Record set
- - -

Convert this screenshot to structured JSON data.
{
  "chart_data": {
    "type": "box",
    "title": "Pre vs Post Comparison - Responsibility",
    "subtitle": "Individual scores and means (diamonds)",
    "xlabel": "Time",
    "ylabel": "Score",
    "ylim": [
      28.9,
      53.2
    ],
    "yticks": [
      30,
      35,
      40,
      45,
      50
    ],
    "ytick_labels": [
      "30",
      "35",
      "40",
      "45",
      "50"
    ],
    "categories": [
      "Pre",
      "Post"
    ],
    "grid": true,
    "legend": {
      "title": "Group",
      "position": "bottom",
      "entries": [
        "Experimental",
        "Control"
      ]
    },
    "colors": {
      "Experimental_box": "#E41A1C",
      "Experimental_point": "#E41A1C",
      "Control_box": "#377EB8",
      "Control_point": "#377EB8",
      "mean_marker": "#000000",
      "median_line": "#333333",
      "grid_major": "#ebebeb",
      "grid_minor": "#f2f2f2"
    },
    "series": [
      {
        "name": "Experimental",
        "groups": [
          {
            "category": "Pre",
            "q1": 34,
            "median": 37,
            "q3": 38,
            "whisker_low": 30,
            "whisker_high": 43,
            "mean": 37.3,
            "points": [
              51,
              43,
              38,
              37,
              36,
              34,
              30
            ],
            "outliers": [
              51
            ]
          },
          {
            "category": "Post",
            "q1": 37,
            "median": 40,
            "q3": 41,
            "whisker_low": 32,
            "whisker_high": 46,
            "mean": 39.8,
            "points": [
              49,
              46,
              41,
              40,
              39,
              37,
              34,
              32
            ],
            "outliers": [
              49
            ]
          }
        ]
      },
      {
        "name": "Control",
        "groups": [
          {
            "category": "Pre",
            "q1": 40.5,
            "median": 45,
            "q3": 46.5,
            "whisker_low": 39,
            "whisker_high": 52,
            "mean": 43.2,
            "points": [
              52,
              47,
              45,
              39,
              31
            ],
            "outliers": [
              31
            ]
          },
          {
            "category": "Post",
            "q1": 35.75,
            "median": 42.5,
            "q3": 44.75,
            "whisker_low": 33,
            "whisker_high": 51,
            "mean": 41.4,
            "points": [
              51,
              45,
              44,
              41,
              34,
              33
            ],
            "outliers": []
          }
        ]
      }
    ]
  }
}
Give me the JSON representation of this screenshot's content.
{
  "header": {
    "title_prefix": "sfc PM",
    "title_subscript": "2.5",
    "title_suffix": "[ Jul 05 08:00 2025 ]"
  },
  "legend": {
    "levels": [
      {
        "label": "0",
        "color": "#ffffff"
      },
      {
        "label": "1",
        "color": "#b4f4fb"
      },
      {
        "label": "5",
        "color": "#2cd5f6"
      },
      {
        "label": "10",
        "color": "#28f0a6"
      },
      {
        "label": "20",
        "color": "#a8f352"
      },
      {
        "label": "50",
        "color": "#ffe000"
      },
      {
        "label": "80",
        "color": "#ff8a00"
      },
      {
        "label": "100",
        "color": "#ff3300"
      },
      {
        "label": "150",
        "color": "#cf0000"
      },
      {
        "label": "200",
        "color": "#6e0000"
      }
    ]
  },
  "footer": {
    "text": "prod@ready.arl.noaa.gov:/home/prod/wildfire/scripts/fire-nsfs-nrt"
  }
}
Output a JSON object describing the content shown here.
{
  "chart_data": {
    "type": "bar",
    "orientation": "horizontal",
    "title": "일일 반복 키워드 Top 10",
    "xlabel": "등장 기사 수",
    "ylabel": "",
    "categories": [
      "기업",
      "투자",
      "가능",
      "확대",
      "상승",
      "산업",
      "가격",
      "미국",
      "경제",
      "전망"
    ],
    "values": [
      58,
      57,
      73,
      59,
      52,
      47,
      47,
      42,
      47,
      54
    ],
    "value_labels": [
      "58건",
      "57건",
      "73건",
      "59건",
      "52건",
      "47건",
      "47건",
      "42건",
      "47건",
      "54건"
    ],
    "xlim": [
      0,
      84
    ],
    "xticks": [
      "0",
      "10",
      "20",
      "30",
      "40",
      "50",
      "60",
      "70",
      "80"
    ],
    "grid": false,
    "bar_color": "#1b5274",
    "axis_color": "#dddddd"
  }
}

- - -

Aim
In the material above, find each line that contains the word "Post", and select it.

Response to the exercise
    "title": "Pre vs Post Comparison - Responsibility",
      "Post"
            "category": "Post",
            "category": "Post",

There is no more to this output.